[SUPPLIED ENTRIES]:
══════

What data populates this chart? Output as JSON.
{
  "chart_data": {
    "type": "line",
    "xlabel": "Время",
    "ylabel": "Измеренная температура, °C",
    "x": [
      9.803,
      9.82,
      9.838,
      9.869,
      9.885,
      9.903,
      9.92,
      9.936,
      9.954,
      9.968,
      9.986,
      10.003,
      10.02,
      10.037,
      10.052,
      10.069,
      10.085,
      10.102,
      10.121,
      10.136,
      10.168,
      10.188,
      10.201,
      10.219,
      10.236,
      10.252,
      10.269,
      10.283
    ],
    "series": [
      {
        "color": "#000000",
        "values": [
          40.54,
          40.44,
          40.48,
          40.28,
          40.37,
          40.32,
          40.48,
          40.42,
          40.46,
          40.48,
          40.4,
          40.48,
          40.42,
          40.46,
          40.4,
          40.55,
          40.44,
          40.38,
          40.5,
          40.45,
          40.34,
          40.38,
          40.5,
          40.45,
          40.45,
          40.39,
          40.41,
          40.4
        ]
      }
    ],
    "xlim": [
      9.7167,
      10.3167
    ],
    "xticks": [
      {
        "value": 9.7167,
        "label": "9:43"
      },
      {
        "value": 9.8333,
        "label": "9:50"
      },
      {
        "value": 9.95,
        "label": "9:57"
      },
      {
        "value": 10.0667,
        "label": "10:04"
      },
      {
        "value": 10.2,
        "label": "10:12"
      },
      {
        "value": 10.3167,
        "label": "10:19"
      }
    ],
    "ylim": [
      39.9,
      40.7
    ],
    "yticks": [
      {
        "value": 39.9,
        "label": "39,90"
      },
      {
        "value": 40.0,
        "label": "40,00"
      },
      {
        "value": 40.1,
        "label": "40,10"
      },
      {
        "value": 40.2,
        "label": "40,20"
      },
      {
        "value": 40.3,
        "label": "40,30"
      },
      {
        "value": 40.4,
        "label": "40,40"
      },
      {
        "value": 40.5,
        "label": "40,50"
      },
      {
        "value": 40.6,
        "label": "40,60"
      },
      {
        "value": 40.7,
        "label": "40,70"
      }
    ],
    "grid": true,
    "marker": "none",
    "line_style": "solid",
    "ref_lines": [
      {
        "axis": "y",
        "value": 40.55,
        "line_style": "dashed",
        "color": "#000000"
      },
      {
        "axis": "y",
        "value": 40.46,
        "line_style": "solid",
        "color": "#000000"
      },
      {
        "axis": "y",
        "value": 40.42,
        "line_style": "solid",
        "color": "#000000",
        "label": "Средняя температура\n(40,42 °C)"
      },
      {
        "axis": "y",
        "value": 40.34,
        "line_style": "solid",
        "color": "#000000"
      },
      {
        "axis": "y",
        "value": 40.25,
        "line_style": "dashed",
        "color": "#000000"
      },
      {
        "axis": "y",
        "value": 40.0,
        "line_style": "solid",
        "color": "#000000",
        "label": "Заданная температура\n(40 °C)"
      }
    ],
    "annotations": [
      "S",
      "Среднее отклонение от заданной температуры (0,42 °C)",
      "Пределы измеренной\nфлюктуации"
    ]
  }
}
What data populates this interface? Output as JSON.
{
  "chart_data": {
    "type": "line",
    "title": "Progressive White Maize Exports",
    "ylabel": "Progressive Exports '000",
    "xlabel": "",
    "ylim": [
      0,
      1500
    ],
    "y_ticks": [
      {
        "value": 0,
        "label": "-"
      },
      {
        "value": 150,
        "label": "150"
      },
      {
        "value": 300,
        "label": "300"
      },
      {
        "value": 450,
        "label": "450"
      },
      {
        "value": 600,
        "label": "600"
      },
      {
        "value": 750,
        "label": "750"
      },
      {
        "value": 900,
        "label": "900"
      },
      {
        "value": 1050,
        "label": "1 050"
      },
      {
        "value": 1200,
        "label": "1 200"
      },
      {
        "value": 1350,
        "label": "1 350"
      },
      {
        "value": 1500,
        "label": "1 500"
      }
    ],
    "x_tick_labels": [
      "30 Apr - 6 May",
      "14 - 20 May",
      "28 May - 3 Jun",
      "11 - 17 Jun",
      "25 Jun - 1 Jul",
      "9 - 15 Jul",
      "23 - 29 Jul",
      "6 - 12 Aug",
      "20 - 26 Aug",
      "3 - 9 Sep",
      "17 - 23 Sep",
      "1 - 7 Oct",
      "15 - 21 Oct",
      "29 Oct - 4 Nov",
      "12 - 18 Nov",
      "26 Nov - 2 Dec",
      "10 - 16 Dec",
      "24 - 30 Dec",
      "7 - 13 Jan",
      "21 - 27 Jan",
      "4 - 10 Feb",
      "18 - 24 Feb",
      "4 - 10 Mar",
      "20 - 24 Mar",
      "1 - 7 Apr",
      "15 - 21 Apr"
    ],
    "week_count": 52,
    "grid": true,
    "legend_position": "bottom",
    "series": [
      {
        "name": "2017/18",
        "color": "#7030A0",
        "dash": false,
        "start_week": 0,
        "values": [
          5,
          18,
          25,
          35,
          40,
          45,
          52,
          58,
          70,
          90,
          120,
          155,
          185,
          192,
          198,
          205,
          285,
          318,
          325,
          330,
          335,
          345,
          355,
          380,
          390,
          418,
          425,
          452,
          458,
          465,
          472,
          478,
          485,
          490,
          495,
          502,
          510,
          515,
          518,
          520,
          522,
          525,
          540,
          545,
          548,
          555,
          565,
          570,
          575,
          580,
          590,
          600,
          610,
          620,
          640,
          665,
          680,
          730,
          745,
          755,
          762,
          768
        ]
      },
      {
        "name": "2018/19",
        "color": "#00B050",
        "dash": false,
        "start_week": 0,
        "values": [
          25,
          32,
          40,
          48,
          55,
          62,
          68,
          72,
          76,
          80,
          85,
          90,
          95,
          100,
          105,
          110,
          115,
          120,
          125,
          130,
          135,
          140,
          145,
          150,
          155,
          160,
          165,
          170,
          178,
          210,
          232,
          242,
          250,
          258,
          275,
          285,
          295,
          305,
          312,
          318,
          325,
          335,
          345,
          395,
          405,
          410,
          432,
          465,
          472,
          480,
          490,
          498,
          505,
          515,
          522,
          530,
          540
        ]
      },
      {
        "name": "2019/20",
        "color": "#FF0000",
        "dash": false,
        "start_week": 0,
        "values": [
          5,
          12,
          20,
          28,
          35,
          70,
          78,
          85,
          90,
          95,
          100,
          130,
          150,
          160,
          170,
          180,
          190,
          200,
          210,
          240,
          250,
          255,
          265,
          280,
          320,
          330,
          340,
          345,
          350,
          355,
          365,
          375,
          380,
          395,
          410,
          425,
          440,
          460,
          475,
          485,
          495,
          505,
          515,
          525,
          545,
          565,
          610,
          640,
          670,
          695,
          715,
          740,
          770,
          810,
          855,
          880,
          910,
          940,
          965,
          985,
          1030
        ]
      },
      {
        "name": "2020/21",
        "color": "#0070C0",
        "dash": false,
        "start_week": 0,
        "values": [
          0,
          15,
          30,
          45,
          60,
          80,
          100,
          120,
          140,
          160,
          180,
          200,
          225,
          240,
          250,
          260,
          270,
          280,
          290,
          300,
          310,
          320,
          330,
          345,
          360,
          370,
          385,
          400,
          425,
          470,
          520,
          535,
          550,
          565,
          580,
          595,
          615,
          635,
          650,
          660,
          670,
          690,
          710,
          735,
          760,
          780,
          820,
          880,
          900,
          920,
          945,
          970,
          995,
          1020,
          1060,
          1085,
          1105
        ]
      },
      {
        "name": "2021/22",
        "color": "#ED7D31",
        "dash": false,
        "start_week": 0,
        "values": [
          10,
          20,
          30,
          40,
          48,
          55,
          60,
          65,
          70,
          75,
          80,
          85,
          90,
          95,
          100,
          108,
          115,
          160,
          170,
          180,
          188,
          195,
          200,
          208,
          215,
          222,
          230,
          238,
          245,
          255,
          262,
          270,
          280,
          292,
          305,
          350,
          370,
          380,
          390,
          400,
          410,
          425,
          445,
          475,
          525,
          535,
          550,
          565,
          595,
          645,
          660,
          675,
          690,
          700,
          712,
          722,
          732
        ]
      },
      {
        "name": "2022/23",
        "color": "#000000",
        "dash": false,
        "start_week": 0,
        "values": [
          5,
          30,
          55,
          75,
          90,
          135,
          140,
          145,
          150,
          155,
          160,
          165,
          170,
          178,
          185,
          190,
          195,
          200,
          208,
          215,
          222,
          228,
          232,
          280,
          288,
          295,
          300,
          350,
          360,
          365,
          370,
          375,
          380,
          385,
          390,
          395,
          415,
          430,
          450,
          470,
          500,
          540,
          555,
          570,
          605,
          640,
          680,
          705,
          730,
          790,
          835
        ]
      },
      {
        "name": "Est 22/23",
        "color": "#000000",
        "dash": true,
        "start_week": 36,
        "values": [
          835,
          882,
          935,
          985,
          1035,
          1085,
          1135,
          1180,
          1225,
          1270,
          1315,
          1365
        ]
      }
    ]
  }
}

══════

[PROBLEM DETAILS]:
Pull out every line of the entries that includes the word "this".

[RESULT OF THE EXERCISE]:
What data populates this chart? Output as JSON.
What data populates this interface? Output as JSON.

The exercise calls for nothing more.